▶ **GIVEN TEXT**
____________________
Kickstart Europe – state of the data center market
While kicking off a data infrastructure conference with a talk about measuring elephants might be seen as delightfully quirky, what everyone at Kickstart Europe most needed to know before they could properly embark on a day of networking was what the state of the data center market actually looks like as we head into 2023. On the answer to that question depended the mood of the conference – and the forecasts of profit, loss, actionable innovation and methodologies to deal with the opportunities and challenges of the year.
Fortunately then, Steven Brown of Schneider Electric was on hand to balance the books and deliver a state of the market address that, while never straying into boy scoutism, had the ring of truth about its ultimate optimism.
The state of the world.
The state of the data center market in Europe, he said, was balanced against a state of overall, generalized uncertainty. There was, after all, an ongoing European war that was just reaching its grim first anniversary of active conflict. There were rising costs of living as a result of that war, and as much as they applied directly to bread on the shelves of end users’ supermarkets, the consequences of the war were also felt throughout every industry in the region, through choking supply chains, skyrocketing energy costs, high inflation and subsequently elevated material costs.
The economic uncertainty was having an impact around the world, but it was being felt perhaps most keenly in Europe, closest to the center of the action.
And in addition to the consequences of the illegal invasion of Ukraine, there was a real uncertainty over the increasing effects of climate change, and in particular, uncertainty over how much longer traditional – and relatively new high energy-spending industries like data centers – could continue to operate in an ecological vacuum.
But before the audience broke out their self-bemoaning violins, weeping into their handkerchiefs and swigging from a flask of something hot, Brown said there was also, within the data center market, a microclimate of unprecedented demand. He explained to the Kickstart crowd that 2023 was a year when great opportunities and great challenges would dominate the industry – and that by tackling the latter, the industry could only serve to maximize the former.
____________________
▶ **DATASET CONTENT**
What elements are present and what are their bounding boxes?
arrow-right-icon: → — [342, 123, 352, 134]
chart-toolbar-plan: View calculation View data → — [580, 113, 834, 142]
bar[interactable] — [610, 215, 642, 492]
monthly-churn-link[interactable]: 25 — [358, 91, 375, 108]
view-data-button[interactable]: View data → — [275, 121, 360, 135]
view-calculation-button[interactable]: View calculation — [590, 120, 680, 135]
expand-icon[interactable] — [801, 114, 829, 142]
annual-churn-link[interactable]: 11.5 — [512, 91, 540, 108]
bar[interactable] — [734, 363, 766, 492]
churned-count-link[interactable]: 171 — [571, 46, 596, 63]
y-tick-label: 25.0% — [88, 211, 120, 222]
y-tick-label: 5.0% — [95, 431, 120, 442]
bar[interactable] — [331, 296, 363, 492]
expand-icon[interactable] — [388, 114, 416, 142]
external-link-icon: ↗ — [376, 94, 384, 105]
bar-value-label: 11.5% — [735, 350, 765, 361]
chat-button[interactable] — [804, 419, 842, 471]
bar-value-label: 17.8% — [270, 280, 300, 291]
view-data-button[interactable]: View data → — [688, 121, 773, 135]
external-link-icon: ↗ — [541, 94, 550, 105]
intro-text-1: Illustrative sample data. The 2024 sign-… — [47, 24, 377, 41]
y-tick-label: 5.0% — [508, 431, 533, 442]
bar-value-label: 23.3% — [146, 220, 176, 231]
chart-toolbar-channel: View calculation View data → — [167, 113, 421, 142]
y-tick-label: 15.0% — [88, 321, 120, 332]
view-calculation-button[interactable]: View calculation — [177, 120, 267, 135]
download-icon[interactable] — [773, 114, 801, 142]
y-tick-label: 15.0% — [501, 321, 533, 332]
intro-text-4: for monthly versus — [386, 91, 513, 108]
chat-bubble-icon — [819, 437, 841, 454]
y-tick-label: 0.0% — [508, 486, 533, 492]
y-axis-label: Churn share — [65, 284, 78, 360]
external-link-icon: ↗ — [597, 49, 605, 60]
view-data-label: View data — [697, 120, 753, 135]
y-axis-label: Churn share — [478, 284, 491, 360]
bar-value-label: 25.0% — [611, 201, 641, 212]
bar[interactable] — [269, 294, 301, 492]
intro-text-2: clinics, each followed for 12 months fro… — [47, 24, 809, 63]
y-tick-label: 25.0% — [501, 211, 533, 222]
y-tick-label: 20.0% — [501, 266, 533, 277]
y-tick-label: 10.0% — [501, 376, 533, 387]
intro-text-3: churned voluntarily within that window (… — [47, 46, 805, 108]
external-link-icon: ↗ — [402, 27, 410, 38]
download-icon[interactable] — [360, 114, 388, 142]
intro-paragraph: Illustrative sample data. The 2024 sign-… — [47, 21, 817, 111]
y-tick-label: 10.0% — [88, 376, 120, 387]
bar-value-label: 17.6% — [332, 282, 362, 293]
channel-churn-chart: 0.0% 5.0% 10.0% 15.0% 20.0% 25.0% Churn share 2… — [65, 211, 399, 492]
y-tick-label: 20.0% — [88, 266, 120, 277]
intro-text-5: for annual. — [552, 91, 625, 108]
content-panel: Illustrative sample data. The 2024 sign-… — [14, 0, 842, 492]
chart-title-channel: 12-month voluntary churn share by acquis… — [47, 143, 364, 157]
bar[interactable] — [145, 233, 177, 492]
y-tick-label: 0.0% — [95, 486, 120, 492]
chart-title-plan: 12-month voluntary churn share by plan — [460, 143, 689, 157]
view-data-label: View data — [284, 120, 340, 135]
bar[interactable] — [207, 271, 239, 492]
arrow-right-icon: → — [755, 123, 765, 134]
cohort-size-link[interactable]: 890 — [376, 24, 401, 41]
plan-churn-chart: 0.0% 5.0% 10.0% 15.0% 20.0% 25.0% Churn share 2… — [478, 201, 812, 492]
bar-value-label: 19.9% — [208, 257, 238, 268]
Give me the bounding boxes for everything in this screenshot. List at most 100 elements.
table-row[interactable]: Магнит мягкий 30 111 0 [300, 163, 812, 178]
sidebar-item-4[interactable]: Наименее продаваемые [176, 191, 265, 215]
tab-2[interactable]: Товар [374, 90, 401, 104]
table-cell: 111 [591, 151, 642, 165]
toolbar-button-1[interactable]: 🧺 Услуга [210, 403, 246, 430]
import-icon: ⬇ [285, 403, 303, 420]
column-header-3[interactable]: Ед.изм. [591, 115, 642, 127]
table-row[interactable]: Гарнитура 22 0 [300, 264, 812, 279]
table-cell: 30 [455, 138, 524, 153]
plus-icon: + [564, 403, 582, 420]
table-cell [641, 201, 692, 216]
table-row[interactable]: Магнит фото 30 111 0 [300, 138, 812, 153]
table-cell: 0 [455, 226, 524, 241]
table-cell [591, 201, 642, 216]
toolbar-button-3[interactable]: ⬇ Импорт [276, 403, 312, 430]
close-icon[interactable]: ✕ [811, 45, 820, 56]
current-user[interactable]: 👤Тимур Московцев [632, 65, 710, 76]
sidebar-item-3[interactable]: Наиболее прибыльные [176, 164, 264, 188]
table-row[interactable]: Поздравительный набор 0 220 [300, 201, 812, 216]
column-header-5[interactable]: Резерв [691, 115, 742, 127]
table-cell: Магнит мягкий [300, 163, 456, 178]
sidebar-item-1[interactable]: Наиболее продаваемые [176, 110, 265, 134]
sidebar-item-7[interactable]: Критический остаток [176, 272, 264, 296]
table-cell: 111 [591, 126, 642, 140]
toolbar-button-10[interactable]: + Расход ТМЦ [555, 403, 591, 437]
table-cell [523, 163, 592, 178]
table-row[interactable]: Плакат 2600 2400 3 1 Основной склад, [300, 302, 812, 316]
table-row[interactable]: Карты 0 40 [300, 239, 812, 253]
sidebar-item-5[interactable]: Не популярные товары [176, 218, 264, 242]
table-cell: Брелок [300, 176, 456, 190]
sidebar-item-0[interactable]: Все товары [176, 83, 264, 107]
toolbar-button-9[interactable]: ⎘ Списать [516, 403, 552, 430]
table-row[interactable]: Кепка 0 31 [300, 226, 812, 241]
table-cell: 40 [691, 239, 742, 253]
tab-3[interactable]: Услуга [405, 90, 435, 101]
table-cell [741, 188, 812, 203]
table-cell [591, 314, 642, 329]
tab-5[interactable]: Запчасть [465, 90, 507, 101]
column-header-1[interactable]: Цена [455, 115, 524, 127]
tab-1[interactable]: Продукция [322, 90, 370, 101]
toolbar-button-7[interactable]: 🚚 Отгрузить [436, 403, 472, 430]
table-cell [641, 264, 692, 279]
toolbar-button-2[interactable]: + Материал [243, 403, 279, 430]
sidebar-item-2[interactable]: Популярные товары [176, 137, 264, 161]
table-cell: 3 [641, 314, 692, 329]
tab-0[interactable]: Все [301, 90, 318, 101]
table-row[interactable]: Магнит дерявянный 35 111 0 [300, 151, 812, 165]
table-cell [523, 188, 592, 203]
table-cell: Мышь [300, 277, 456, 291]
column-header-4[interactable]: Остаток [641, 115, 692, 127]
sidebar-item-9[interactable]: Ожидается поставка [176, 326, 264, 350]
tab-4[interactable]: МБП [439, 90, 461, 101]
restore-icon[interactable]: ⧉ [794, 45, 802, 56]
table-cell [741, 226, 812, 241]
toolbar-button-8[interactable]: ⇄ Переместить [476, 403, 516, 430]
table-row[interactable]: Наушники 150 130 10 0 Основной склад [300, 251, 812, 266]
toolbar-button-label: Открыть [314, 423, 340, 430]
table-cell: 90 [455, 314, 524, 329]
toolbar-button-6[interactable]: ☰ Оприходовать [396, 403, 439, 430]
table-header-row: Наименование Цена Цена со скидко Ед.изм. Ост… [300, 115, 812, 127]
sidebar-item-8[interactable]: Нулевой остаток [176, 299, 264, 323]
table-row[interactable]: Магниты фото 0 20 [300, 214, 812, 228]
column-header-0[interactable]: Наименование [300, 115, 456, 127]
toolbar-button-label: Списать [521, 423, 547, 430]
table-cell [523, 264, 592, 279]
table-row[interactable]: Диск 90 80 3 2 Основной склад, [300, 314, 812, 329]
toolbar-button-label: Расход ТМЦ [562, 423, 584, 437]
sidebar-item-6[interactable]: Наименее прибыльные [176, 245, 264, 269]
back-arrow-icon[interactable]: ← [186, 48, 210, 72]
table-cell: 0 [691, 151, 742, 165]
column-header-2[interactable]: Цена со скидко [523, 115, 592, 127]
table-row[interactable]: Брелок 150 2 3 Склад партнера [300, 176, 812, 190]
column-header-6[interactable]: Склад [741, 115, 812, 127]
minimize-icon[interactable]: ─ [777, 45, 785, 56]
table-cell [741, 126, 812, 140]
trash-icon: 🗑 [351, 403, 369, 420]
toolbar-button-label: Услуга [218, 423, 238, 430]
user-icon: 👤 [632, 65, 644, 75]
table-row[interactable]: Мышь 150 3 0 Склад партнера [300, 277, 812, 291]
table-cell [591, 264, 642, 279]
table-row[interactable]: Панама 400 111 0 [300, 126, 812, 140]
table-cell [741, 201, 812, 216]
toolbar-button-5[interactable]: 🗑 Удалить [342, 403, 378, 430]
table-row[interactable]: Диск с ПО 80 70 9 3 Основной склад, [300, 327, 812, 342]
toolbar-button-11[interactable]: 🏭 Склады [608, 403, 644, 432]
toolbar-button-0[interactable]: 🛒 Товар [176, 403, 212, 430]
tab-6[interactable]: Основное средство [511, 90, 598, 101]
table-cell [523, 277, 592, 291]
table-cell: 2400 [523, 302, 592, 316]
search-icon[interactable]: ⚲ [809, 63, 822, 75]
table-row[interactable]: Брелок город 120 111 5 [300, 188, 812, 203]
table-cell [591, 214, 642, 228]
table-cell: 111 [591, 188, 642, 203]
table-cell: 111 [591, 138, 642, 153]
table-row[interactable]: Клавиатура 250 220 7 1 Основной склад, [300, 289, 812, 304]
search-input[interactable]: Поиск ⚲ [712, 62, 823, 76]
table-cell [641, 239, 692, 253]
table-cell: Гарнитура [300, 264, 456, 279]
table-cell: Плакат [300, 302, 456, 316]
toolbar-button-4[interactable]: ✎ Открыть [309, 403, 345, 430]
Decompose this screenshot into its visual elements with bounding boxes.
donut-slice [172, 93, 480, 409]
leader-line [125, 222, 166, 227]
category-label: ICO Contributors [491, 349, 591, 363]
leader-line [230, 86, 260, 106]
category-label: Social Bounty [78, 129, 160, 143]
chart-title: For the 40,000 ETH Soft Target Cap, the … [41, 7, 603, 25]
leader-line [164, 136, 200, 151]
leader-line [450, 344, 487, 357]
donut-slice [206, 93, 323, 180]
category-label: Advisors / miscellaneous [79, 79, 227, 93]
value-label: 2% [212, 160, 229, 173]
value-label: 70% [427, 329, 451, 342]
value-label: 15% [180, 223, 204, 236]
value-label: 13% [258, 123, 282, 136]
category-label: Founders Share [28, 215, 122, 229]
____________________
▶ **WORK REQUEST 1**
Answer these questions about the data center market article:
(a) Which company was Steven Brown from?
(b) Which anniversary was the ongoing European war reaching?
(c) What did Brown say existed within the data center market despite the general uncertainty?
▶ **WORK REQUEST 2**
Proceed with the article on the state of the data center market, starting right after its final sentence.

▶ **EXERCISE OUTPUT 1**
(a) Schneider Electric.
(b) Its grim first anniversary of active conflict.
(c) A microclimate of unprecedented demand.

▶ **EXERCISE OUTPUT 2**
The big three.
Of the challenges the industry faces across the course of the year, Brown said the biggest three were actually entirely independent of the strife that’s harrying the rest of the world. That’s possible because of the incredible boost to demand for data centers and the cloud-centered world they have delivered through the Covid-19 pandemic and into the post-pandemic world of cloud-native businesses.
Those three big challenges, he said, would be speed, reliability, and sustainability. “Those are three inter-related moving targets,” he added, a little ruefully. “You’re not especially likely to manage to deliver all three at any one time.”
In terms of speed, he explained that in 2023, there would be no room for compromise, because the market has been allowed to expect immediacy of connectivity, and having delivered throughout a pandemic when the speed beforehand had been questionable, the market is unlikely to look favorably on an industry dropping the ball on speed in a world that is no longer locked down.
Businesses in particular have come to rely on speed of connectivity throughout the pandemic and beyond, both to deliver business as usual and in many cases, to underpin their whole reason for existence and the way they deliver their services.
There are also significant speed issues in terms of the deployment of new data centers – they are by no means inconsiderable undertakings, and the demand for more capacity means building more of them. The question of whether the industry can scale itself at the speed of market demand is one with which it has to wrestle in 2023.
The state of the grid.
Speed though is of little use if it can’t be delivered with reliability. And that’s potentially a real issue for the data center world when it comes to ensuring grid reliability against the backdrop of mission criticality for those businesses that are cloud-centric. To some extent, grid reliability depends on scaling to meet demand at the kind of speed that the market can take, but it also depends on energy costs – which are a particular issue across Europe in the wake of Russia’s illegal invasion of Ukraine, and the subsequent actions taken to force a resolution to the conflict.
In terms of speed, Brown brought good news, in that technology was evolving to take some of the time out of the design and build phases of data centers. In particular, the greater, more cost-effective use of digital twin technology was taking up to 30% off the pre-digital timescale to deliver a new data center. More capacity, more swiftly delivered, will hopefully result in more capacity and the growth of the industry as a whole.
And on reliability, Brown said that technological evolution was “widening the lens of the data center,” to allow it to do more, and deliver the needed reliability to establish a strong future for data centers as a ubiquitous part of 21st century life and business.
The green factor.
But sustainability, said Brown, would impact everything data centers did – and how they did it – in 2023, as the world and the industry put ecology and the need to protect the planet at the forefront of its concerns.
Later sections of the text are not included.